DATASET EXTRACT:
>> Start

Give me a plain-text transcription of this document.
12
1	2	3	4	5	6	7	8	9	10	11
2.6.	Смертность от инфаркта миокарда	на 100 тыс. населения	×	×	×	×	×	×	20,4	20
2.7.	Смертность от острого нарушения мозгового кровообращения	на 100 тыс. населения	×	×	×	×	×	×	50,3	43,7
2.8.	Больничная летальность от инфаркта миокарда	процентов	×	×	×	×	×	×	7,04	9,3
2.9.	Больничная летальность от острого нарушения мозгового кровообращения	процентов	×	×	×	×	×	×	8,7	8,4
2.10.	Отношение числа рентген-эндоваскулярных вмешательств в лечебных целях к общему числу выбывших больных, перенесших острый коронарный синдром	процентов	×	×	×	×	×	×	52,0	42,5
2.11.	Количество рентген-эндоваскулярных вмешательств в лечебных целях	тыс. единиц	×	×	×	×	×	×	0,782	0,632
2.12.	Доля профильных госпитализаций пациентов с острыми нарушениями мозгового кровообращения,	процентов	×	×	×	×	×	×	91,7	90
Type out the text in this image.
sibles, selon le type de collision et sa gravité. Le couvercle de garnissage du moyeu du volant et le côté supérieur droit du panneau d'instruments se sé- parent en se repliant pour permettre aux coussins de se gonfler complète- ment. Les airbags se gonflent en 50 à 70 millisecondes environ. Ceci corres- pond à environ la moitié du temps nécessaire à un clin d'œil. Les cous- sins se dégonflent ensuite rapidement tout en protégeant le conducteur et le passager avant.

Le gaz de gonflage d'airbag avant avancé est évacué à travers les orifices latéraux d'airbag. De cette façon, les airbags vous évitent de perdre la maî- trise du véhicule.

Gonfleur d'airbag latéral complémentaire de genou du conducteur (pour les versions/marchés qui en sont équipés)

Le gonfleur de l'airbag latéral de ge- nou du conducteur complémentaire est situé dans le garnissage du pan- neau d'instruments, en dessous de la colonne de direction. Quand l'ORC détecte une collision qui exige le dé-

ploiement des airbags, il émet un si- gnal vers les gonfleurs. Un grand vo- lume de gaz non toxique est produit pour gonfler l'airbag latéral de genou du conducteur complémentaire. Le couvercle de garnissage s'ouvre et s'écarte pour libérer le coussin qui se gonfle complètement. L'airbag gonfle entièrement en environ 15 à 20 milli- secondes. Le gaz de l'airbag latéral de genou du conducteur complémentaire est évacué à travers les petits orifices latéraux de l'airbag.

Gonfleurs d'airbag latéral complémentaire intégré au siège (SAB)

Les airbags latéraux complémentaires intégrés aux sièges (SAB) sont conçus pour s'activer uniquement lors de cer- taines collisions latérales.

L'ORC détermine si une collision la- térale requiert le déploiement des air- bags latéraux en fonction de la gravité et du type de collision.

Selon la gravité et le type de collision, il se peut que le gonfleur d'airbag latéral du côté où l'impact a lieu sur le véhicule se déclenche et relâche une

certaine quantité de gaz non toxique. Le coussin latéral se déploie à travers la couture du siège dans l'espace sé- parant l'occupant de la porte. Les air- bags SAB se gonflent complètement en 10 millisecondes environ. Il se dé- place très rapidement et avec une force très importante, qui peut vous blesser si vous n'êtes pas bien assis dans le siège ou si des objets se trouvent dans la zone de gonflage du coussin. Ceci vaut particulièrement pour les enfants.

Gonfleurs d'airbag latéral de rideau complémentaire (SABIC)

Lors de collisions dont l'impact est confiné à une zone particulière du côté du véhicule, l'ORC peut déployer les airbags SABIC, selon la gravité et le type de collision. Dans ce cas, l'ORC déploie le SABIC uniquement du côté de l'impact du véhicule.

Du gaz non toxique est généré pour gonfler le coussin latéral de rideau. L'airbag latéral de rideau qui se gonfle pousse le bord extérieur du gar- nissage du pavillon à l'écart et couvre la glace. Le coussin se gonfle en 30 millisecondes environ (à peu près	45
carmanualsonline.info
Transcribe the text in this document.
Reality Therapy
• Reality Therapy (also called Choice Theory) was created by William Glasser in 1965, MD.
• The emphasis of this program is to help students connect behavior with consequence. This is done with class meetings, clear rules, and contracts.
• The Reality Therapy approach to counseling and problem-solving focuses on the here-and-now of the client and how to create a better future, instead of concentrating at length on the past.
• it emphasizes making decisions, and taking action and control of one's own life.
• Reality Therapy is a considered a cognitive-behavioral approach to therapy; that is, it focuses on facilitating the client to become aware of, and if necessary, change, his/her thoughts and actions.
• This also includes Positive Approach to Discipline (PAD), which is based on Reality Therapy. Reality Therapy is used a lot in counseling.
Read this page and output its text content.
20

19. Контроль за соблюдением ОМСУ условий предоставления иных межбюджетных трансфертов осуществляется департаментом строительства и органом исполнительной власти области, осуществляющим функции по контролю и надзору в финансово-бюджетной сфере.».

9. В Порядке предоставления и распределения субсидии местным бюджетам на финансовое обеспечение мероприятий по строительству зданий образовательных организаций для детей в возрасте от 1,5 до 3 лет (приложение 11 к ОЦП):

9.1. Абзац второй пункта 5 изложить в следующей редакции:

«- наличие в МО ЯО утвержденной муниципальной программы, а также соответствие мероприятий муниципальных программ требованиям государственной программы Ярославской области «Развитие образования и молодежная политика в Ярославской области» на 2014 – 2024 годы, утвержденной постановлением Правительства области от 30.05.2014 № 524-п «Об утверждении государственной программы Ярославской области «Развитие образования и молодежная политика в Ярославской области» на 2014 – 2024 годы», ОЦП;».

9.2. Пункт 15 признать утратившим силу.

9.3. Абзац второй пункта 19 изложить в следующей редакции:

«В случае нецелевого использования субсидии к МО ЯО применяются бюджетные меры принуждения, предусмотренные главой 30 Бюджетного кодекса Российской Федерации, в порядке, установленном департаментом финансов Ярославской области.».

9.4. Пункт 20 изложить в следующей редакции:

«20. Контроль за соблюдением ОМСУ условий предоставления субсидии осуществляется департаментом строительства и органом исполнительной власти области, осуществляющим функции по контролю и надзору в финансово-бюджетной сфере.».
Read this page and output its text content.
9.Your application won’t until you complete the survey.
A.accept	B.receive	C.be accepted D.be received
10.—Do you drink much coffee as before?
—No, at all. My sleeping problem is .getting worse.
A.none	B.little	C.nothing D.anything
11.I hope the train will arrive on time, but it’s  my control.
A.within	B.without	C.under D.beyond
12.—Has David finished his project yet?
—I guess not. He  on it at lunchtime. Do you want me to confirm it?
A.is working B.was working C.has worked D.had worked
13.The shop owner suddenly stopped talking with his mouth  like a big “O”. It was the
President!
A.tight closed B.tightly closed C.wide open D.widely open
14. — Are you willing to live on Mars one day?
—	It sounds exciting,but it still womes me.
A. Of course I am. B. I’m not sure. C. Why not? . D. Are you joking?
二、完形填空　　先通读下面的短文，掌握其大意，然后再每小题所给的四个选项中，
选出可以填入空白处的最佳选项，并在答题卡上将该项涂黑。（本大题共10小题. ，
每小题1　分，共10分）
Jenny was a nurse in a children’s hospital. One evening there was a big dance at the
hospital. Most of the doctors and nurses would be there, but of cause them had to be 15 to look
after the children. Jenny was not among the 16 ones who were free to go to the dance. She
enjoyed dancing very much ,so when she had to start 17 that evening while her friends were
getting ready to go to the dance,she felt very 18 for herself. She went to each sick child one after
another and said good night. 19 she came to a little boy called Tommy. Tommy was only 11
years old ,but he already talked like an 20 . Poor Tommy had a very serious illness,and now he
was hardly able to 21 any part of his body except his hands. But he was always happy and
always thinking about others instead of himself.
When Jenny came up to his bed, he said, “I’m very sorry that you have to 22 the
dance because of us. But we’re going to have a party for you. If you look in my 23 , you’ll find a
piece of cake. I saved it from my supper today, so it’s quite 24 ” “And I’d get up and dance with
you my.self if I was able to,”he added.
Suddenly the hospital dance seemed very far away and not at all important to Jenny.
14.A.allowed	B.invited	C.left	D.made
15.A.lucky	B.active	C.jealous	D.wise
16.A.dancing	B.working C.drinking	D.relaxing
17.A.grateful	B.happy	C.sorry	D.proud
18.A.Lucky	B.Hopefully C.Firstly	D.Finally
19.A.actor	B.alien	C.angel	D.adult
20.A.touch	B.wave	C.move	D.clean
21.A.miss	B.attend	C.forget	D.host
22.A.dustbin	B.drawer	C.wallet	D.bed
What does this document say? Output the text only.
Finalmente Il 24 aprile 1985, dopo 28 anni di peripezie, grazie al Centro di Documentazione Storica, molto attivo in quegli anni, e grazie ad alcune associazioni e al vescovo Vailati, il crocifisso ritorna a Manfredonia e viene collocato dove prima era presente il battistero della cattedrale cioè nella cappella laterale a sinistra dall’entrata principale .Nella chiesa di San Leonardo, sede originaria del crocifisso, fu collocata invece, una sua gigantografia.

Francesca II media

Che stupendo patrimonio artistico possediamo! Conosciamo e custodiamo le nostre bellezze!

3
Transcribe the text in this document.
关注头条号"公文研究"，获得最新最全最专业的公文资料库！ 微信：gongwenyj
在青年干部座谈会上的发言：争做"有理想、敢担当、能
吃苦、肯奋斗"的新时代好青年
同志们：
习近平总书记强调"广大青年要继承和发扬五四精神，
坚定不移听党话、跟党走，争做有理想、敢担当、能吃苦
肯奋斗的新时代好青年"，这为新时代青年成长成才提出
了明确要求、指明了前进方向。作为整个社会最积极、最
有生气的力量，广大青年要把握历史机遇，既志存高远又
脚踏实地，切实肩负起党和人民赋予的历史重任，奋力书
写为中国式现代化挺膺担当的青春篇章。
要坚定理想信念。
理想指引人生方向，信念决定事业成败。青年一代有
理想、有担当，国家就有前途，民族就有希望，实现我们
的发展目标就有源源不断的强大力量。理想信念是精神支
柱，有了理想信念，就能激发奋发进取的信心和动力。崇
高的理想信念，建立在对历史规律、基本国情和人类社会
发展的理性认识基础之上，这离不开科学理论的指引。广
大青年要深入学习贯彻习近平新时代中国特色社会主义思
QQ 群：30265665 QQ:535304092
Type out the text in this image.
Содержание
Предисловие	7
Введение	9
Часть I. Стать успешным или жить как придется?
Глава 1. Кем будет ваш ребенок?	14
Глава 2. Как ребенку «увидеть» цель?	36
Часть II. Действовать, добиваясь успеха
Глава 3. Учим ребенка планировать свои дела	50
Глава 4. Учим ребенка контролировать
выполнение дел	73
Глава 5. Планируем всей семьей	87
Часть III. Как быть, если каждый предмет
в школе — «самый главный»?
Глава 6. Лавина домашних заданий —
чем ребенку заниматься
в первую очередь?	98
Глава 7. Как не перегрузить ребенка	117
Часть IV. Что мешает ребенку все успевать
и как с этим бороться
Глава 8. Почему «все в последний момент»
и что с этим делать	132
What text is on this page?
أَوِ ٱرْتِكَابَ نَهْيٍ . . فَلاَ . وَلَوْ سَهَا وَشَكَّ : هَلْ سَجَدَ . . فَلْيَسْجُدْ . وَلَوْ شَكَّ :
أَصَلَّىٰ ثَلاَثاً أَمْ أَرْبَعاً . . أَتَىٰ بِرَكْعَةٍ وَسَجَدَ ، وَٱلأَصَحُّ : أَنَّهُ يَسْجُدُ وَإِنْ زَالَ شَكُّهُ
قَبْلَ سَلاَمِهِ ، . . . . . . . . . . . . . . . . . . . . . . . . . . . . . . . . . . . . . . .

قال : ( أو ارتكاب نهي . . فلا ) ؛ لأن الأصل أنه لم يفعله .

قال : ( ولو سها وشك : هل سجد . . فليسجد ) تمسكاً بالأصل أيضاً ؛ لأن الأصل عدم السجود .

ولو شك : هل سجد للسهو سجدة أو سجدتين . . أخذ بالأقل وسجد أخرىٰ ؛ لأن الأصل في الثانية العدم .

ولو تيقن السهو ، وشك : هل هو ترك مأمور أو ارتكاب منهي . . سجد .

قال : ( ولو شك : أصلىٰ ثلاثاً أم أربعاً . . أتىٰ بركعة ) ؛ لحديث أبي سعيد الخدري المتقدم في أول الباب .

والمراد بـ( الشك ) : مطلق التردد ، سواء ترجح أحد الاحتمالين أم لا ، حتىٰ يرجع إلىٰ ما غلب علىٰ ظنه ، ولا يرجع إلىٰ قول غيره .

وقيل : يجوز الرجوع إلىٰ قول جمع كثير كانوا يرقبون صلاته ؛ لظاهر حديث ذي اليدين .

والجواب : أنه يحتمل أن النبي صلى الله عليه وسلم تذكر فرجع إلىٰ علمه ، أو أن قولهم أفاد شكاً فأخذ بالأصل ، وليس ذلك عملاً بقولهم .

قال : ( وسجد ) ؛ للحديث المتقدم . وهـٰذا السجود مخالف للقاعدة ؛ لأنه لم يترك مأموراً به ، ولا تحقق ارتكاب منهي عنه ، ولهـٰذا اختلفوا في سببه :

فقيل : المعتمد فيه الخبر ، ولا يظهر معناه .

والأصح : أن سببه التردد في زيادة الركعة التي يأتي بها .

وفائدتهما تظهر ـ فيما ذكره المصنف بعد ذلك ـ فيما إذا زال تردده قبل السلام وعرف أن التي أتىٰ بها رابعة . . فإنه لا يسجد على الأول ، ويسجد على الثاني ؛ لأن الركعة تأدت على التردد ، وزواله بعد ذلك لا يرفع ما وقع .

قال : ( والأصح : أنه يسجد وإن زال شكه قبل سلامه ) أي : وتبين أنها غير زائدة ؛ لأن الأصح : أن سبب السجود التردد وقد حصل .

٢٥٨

>> End

EXERCISE INSTRUCTIONS: Using the records above, pull out each line where the word "sont" occurs.

OUTPUT OF THE EXERCISE:
Gonfleur d'airbag latéral complémentaire de genou du conducteur (pour les versions/marchés qui en sont équipés)
Les airbags latéraux complémentaires intégrés aux sièges (SAB) sont conçus pour s'activer uniquement lors de cer- taines collisions latérales.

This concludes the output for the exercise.